Tasks to carry out:
1. Can you extract the passage of the guide on gender reassignment discrimination between "Prevent discrimination and" and "such a process.", inclusive, copying it word for word?
2. How would the guide on gender reassignment discrimination continue from its last sentence? Extend it.

Document text:
☆ ☆ ☆

Prevent discrimination and value diversity

Gender reassignment discrimination

Guide

The Sex Discrimination (NI) Order 1976 makes it unlawful to discriminate against a job seeker or employee on the grounds that they have undergone, are undergoing or intend to undergo gender reassignment.

'Gender reassignment' means a process which is undertaken under medical supervision for the purpose of reassigning a person's sex by changing physiological or other characteristics of sex, and includes any part of such a process.

If an employee is absent from work as a result of undergoing gender reassignment, it's also unlawful to treat that employee less favourably because of those absences than you would treat another employee who is off sick for another reason and a similar period.

Someone undergoing gender reassignment (a 'trans person') is likely at some stage in the process to be living or to begin living, as a member of the opposite sex. Inevitably this may entail a wish on their part to use the appropriate toilet or changing room facilities of their acquired sex.

☆ ☆ ☆

Supplied records:

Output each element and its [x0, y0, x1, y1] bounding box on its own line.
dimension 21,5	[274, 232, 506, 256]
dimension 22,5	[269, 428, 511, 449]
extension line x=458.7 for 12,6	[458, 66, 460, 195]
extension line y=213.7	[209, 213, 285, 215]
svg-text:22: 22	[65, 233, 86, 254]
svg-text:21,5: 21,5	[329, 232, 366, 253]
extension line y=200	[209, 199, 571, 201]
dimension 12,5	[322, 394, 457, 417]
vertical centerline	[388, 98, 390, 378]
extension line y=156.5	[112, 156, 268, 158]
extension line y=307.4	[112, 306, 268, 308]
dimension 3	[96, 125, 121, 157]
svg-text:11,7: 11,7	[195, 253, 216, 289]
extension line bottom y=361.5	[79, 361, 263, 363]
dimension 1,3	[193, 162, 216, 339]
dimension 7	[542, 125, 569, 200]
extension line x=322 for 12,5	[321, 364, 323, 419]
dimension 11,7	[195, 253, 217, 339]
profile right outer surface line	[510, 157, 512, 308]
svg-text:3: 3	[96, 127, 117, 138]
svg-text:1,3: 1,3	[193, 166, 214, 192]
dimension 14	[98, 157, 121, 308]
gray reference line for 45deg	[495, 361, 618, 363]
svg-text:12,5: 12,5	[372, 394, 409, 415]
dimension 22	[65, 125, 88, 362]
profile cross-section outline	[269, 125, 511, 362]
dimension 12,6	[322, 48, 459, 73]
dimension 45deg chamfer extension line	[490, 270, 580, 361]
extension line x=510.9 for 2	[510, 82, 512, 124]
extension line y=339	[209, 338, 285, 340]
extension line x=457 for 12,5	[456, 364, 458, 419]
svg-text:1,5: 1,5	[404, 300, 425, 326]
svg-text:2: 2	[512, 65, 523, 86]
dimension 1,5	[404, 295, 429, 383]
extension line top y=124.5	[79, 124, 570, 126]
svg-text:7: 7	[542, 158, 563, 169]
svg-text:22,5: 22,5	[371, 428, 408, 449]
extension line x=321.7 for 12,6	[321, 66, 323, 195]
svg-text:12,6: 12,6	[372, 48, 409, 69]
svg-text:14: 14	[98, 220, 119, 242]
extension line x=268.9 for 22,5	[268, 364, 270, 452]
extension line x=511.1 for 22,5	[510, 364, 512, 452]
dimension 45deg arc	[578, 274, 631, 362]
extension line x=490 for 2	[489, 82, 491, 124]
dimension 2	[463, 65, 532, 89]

☆ ☆ ☆

Responses per task:
1.
Prevent discrimination and value diversity

Gender reassignment discrimination

Guide

The Sex Discrimination (NI) Order 1976 makes it unlawful to discriminate against a job seeker or employee on the grounds that they have undergone, are undergoing or intend to undergo gender reassignment.

'Gender reassignment' means a process which is undertaken under medical supervision for the purpose of reassigning a person's sex by changing physiological or other characteristics of sex, and includes any part of such a process.

2.
As an employer, you will therefore need to make arrangements for this. It would be best to begin that process by discussing with the individual when they wish to change from using one set of facilities to the other and obtain their views about how they would like the issue to be handled. This will probably be during the 'social gender' transition when they present as members of the adopted sex even though they may not have completed the gender reassignment process.

Other employees may object to sharing facilities in these circumstances. While you may take account of their reasonable sensibilities, you should remind objectors that their feelings do not over-ride the legal rights of trans employees and, also, that a failure to treat others with dignity and respect could be seen as a breach of your equality policy and could amount to a disciplinary issue For advice on managing the situation where an individual is undergoing gender reassignment, you can call the Equality Commission Employer Helpline on Tel 028 90 500 600.

Once a trans person's gender reassignment has progressed far enough, they can eventually apply for a gender recognition certificate (GRC).

Once they have a GRC, they will be issued with a new birth certificate in the acquired gender. Where a full GRC is issued, the person's gender becomes for all purposes the acquired gender (so that, if the acquired gender is the male gender, the person's sex becomes that of a man and, if it is the female gender, the person's sex becomes that of a woman). This would mean that you would have to treat a male-to-female trans person with a GRC as a woman and, for example, change your personnel records to reflect this.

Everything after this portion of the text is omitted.